**EXERCISE REQUIREMENTS:**
Work out how many lines in the data hold the word "much", and reply with that number only.

**DATA PROVIDED:**
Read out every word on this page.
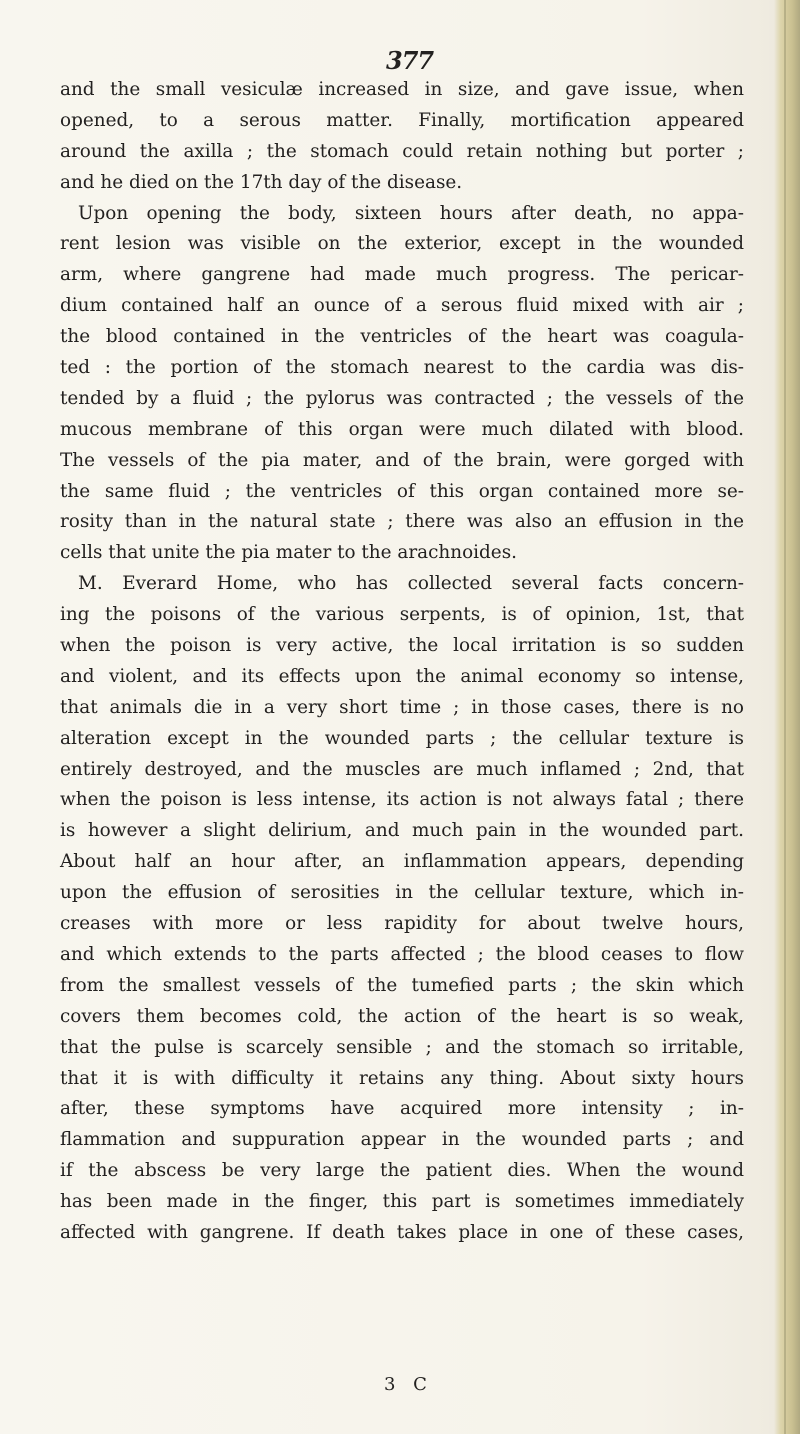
377
and the small vesiculæ increased in size, and gave issue, when
opened, to a serous matter. Finally, mortification appeared
around the axilla ; the stomach could retain nothing but porter ;
and he died on the 17th day of the disease.
Upon opening the body, sixteen hours after death, no appa-
rent lesion was visible on the exterior, except in the wounded
arm, where gangrene had made much progress. The pericar-
dium contained half an ounce of a serous fluid mixed with air ;
the blood contained in the ventricles of the heart was coagula-
ted : the portion of the stomach nearest to the cardia was dis-
tended by a fluid ; the pylorus was contracted ; the vessels of the
mucous membrane of this organ were much dilated with blood.
The vessels of the pia mater, and of the brain, were gorged with
the same fluid ; the ventricles of this organ contained more se-
rosity than in the natural state ; there was also an effusion in the
cells that unite the pia mater to the arachnoides.
M. Everard Home, who has collected several facts concern-
ing the poisons of the various serpents, is of opinion, 1st, that
when the poison is very active, the local irritation is so sudden
and violent, and its effects upon the animal economy so intense,
that animals die in a very short time ; in those cases, there is no
alteration except in the wounded parts ; the cellular texture is
entirely destroyed, and the muscles are much inflamed ; 2nd, that
when the poison is less intense, its action is not always fatal ; there
is however a slight delirium, and much pain in the wounded part.
About half an hour after, an inflammation appears, depending
upon the effusion of serosities in the cellular texture, which in-
creases with more or less rapidity for about twelve hours,
and which extends to the parts affected ; the blood ceases to flow
from the smallest vessels of the tumefied parts ; the skin which
covers them becomes cold, the action of the heart is so weak,
that the pulse is scarcely sensible ; and the stomach so irritable,
that it is with difficulty it retains any thing. About sixty hours
after, these symptoms have acquired more intensity ; in-
flammation and suppuration appear in the wounded parts ; and
if the abscess be very large the patient dies. When the wound
has been made in the finger, this part is sometimes immediately
affected with gangrene. If death takes place in one of these cases,
3 C
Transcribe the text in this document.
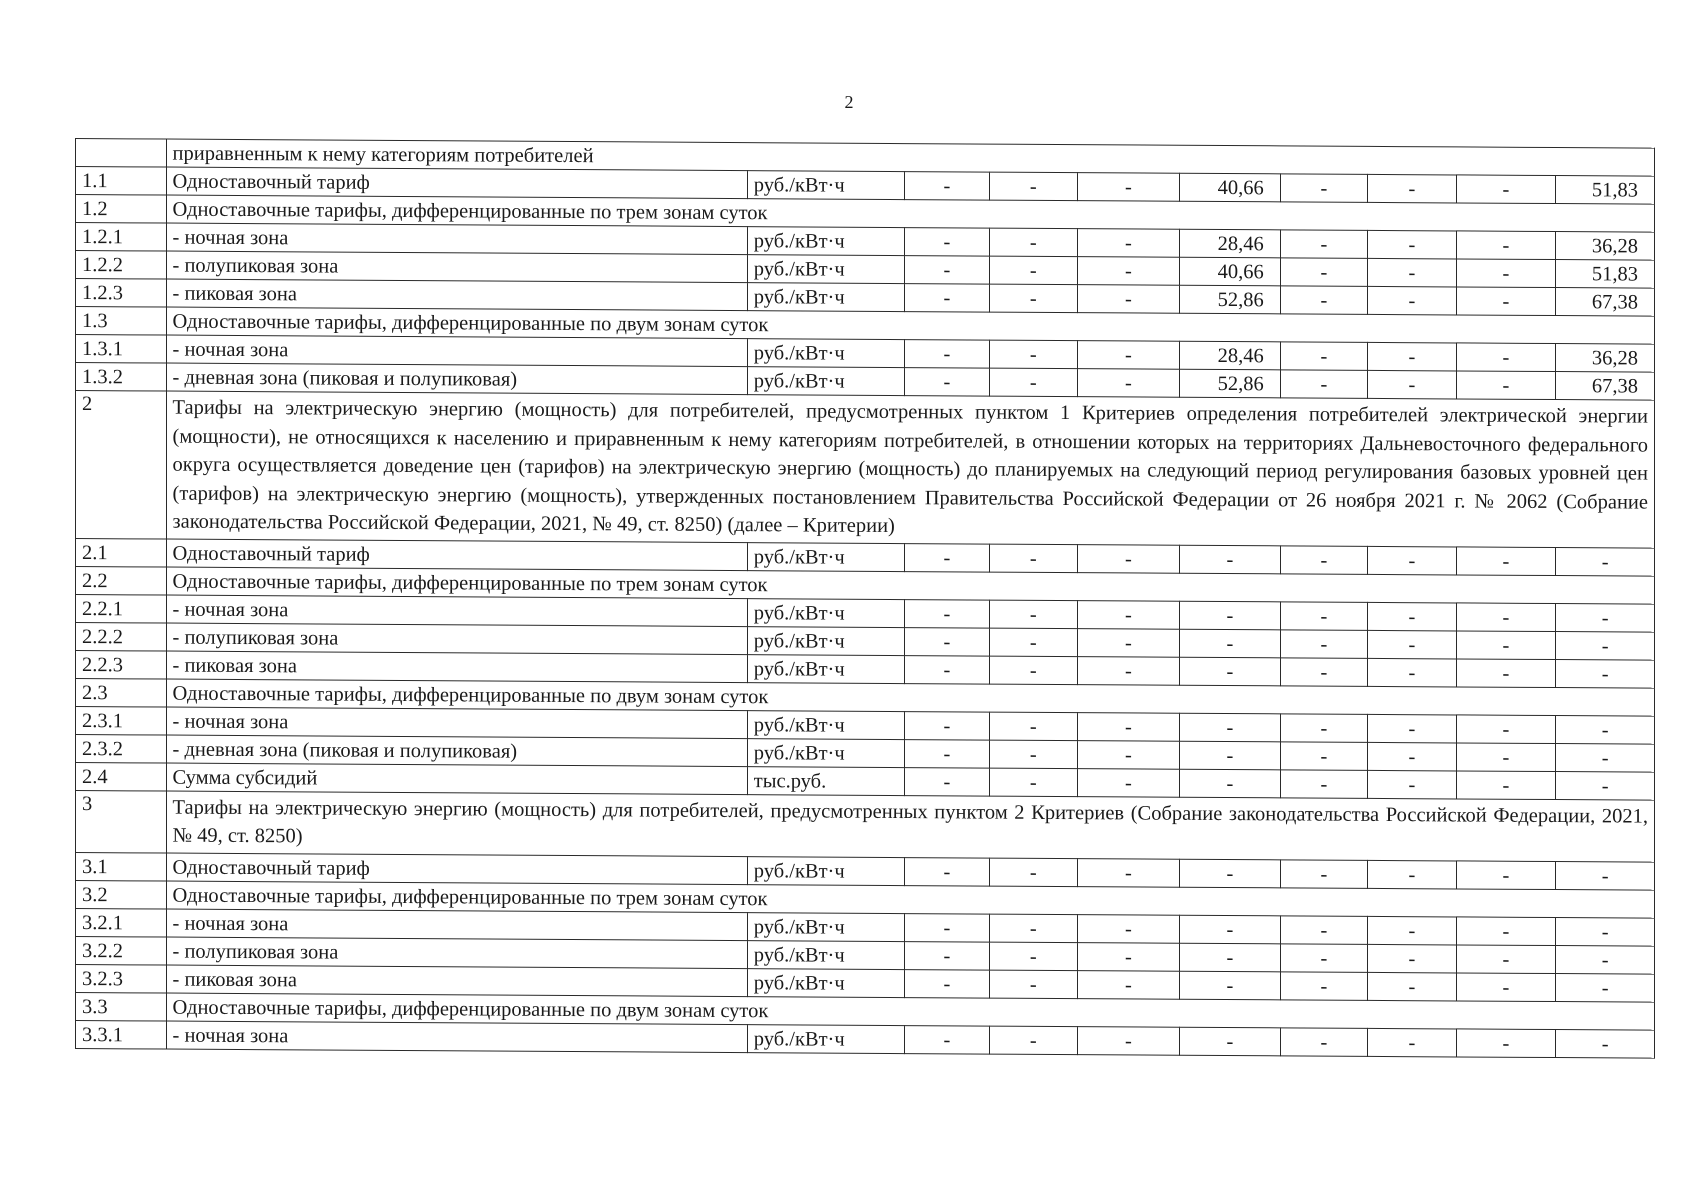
2
	приравненным к нему категориям потребителей									
1.1	Одноставочный тариф	руб./кВт·ч	-	-	-	40,66	-	-	-	51,83
1.2	Одноставочные тарифы, дифференцированные по трем зонам суток									
1.2.1	- ночная зона	руб./кВт·ч	-	-	-	28,46	-	-	-	36,28
1.2.2	- полупиковая зона	руб./кВт·ч	-	-	-	40,66	-	-	-	51,83
1.2.3	- пиковая зона	руб./кВт·ч	-	-	-	52,86	-	-	-	67,38
1.3	Одноставочные тарифы, дифференцированные по двум зонам суток									
1.3.1	- ночная зона	руб./кВт·ч	-	-	-	28,46	-	-	-	36,28
1.3.2	- дневная зона (пиковая и полупиковая)	руб./кВт·ч	-	-	-	52,86	-	-	-	67,38
2	Тарифы на электрическую энергию (мощность) для потребителей, предусмотренных пунктом 1 Критериев определения потребителей электрической энергии (мощности), не относящихся к населению и приравненным к нему категориям потребителей, в отношении которых на территориях Дальневосточного федерального округа осуществляется доведение цен (тарифов) на электрическую энергию (мощность) до планируемых на следующий период регулирования базовых уровней цен (тарифов) на электрическую энергию (мощность), утвержденных постановлением Правительства Российской Федерации от 26 ноября 2021 г. № 2062 (Собрание законодательства Российской Федерации, 2021, № 49, ст. 8250) (далее – Критерии)									
2.1	Одноставочный тариф	руб./кВт·ч	-	-	-	-	-	-	-	-
2.2	Одноставочные тарифы, дифференцированные по трем зонам суток									
2.2.1	- ночная зона	руб./кВт·ч	-	-	-	-	-	-	-	-
2.2.2	- полупиковая зона	руб./кВт·ч	-	-	-	-	-	-	-	-
2.2.3	- пиковая зона	руб./кВт·ч	-	-	-	-	-	-	-	-
2.3	Одноставочные тарифы, дифференцированные по двум зонам суток									
2.3.1	- ночная зона	руб./кВт·ч	-	-	-	-	-	-	-	-
2.3.2	- дневная зона (пиковая и полупиковая)	руб./кВт·ч	-	-	-	-	-	-	-	-
2.4	Сумма субсидий	тыс.руб.	-	-	-	-	-	-	-	-
3	Тарифы на электрическую энергию (мощность) для потребителей, предусмотренных пунктом 2 Критериев (Собрание законодательства Российской Федерации, 2021, № 49, ст. 8250)									
3.1	Одноставочный тариф	руб./кВт·ч	-	-	-	-	-	-	-	-
3.2	Одноставочные тарифы, дифференцированные по трем зонам суток									
3.2.1	- ночная зона	руб./кВт·ч	-	-	-	-	-	-	-	-
3.2.2	- полупиковая зона	руб./кВт·ч	-	-	-	-	-	-	-	-
3.2.3	- пиковая зона	руб./кВт·ч	-	-	-	-	-	-	-	-
3.3	Одноставочные тарифы, дифференцированные по двум зонам суток									
3.3.1	- ночная зона	руб./кВт·ч	-	-	-	-	-	-	-	-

**TASK RESPONSE:**
4